━━ Provided passage ━━
COPENHAGEN: Denmark’s largest purpose-built mosque, including the country’s first minaret, opens Thursday in Copenhagen’s gritty northwest district after receiving a 150 million kroner ($27.2 million) endowment from Qatar.

The long-standing political influence of the anti-immigrant Danish People’s Party, as well as the row over the prophet cartoons have strained relations between Denmark’s largest religious minority and the majority population.

After years of political wrangling and “not in my backyard” protests, Copenhagen’s Muslim community is cheering the opening of the 6,700-square-meter complex that will house a mosque, a cultural center, a TV studio and a fitness center.

But sandwiched between a car dealership and a self-storage firm in a low-income district, it is not quite the symbol of mainstream acceptance that many of Denmark’s 200,000 Muslims had hoped for.

The absence of any Danish politician of note at Thursday’s inauguration will also highlight the skepticism with which many Danes view the project, not least after it was announced that the funding came from gas-rich Qatar, which has a patchy record on human rights and has lately been embroiled in a corruption scandal over its winning bid for the 2022 World Cup.

While most politicians have merely said they are otherwise engaged, a few have been more forthright.
━━━
━━ Data listing ━━
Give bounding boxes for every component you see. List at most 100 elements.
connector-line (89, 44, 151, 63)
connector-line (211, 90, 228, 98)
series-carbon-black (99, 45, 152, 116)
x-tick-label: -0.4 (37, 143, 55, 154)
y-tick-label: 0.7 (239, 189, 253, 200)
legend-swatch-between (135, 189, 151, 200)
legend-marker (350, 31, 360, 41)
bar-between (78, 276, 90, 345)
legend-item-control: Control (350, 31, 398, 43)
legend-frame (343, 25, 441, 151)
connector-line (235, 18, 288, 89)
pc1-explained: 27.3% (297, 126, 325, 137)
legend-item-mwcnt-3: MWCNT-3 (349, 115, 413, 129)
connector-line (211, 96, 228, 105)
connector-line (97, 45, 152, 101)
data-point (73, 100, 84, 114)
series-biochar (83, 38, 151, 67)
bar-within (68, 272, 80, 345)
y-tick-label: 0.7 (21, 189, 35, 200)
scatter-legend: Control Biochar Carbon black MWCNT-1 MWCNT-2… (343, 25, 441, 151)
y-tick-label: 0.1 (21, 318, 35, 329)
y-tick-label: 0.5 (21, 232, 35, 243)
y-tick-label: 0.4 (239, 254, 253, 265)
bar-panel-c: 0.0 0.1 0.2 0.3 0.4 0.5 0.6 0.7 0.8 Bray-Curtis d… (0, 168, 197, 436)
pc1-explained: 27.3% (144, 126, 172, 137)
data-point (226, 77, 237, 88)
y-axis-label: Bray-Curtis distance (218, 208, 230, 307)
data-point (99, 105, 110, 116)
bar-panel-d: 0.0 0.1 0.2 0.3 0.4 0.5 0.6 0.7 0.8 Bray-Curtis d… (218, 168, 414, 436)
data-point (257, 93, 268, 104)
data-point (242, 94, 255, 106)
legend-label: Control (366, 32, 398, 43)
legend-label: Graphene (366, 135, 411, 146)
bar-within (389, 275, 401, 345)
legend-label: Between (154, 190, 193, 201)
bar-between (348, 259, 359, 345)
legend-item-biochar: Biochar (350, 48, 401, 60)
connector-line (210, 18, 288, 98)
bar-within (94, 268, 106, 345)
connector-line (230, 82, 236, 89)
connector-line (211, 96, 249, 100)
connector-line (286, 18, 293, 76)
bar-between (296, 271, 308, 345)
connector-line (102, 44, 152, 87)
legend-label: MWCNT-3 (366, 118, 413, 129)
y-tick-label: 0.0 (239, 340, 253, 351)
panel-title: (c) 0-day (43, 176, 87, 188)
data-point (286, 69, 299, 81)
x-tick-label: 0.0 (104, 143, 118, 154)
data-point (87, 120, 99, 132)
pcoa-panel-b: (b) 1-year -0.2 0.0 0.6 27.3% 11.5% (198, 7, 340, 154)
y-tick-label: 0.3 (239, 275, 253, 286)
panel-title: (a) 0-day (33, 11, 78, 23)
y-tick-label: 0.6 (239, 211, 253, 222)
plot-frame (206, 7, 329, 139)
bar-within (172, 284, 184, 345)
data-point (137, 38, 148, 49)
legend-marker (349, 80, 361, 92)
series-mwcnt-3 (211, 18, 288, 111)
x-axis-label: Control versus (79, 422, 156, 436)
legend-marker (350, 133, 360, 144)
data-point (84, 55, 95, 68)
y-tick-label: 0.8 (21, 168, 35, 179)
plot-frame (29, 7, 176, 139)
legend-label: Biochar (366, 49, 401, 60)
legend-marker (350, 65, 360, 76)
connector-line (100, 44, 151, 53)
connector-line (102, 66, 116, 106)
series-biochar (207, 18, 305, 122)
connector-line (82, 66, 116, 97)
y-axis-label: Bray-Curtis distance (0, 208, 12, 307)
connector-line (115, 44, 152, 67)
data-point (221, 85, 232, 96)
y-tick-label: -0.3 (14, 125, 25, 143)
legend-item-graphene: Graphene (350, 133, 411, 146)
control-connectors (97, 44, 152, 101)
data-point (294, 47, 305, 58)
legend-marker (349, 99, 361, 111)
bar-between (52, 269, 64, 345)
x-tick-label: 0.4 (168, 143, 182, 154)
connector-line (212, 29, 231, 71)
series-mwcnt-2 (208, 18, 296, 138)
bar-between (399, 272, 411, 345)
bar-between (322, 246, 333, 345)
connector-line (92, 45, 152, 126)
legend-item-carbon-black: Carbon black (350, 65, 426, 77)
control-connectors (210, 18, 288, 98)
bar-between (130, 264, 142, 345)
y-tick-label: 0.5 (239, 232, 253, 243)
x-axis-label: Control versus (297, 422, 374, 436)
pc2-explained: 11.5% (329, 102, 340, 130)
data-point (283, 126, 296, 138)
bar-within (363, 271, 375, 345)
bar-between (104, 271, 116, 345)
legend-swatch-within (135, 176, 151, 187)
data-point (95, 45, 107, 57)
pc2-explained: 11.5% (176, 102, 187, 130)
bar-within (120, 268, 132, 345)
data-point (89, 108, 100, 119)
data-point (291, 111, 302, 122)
━━━
§ Written tasks
- a) According to the Copenhagen mosque article, how large was the endowment that Qatar gave for the mosque?
- b) Please pick up the Copenhagen mosque article where it stops and write the next few paragraphs.
You can set the rows aside.

§ Answers for the exercise
- a) 150 million kroner ($27.2 million).

- b)
The leader of the Liberal Alliance party, Anders Samuelsen, said he couldn’t “quite figure out the financing ... and I will not risk endorsing something that is foolish to endorse.”

The DPP’s leader, Kristian Thulesen Dahl, said he believed Qatar’s conservative government “will very likely expect to have a direct or indirect influence on the mosque,” hampering the integration of Muslims in Danish society.

“We’re not involved in Qatari politics and we have nothing to do with the domestic situation there,” said Mohammad al-Maimouni, spokesman for the Danish Islamic Council, which owns the mosque.

The organization initially tried to raise money in Kuwait and Saudi Arabia before an appearance on Qatar’s Al-Jazeera TV caught the attention of the country’s former Emir Hamad bin Khalifa al-Thani. The group told Gulf financiers it wanted to create a platform for dialogue between Danish Muslims and other groups in Danish society.

To that end, representatives from the Church of Denmark as well as from the Jewish community have been invited to Thursday’s inauguration.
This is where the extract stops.